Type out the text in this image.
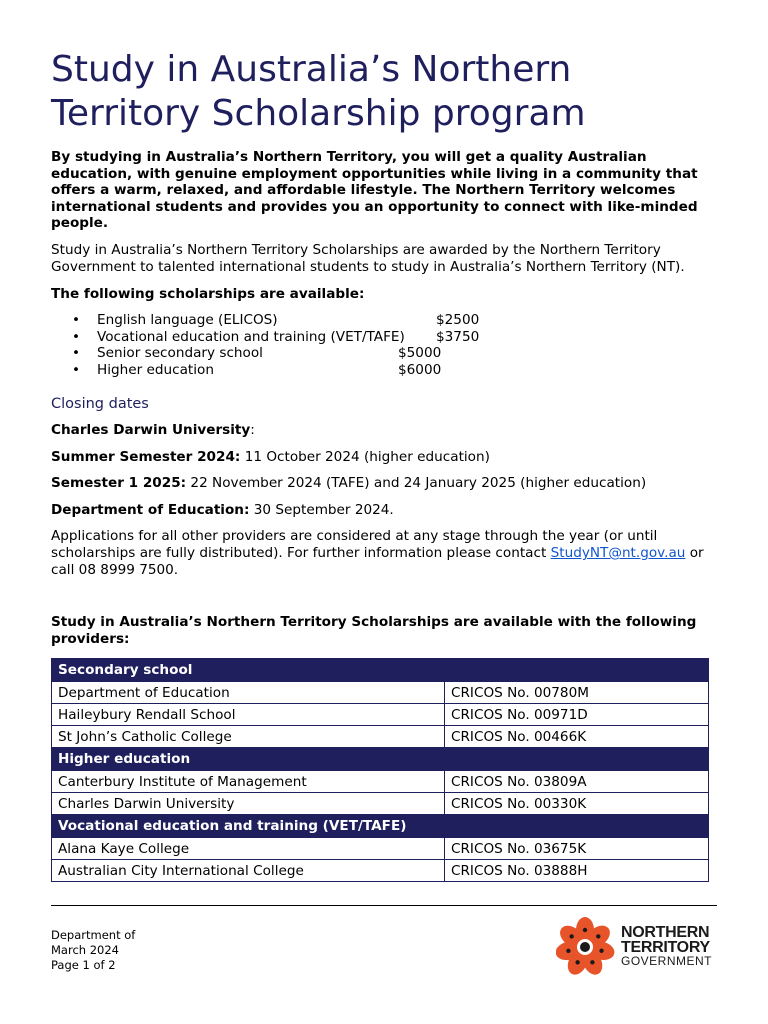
Study in Australia’s Northern Territory Scholarship program

By studying in Australia’s Northern Territory, you will get a quality Australian education, with genuine employment opportunities while living in a community that offers a warm, relaxed, and affordable lifestyle. The Northern Territory welcomes international students and provides you an opportunity to connect with like-minded people.

Study in Australia’s Northern Territory Scholarships are awarded by the Northern Territory Government to talented international students to study in Australia’s Northern Territory (NT).

The following scholarships are available:

• English language (ELICOS)	$2500
• Vocational education and training (VET/TAFE) $3750
• Senior secondary school	$5000
• Higher education	$6000
Closing dates

Charles Darwin University:

Summer Semester 2024: 11 October 2024 (higher education)

Semester 1 2025: 22 November 2024 (TAFE) and 24 January 2025 (higher education)

Department of Education: 30 September 2024.

Applications for all other providers are considered at any stage through the year (or until scholarships are fully distributed). For further information please contact StudyNT@nt.gov.au or call 08 8999 7500.

Study in Australia’s Northern Territory Scholarships are available with the following providers:

Secondary school	
Department of Education	CRICOS No. 00780M
Haileybury Rendall School	CRICOS No. 00971D
St John’s Catholic College	CRICOS No. 00466K
Higher education	
Canterbury Institute of Management	CRICOS No. 03809A
Charles Darwin University	CRICOS No. 00330K
Vocational education and training (VET/TAFE)	
Alana Kaye College	CRICOS No. 03675K
Australian City International College	CRICOS No. 03888H
Department of
March 2024
Page 1 of 2
NORTHERN
TERRITORY
GOVERNMENT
=-=-=-=-=
• [Challenge]:
Lines holding the word "CRICOS" in the entries above are the ones to pull out. Copy them all.

• [Response to this exercise]:
Department of Education	CRICOS No. 00780M
Haileybury Rendall School	CRICOS No. 00971D
St John’s Catholic College	CRICOS No. 00466K
Canterbury Institute of Management	CRICOS No. 03809A
Charles Darwin University	CRICOS No. 00330K
Alana Kaye College	CRICOS No. 03675K
Australian City International College	CRICOS No. 03888H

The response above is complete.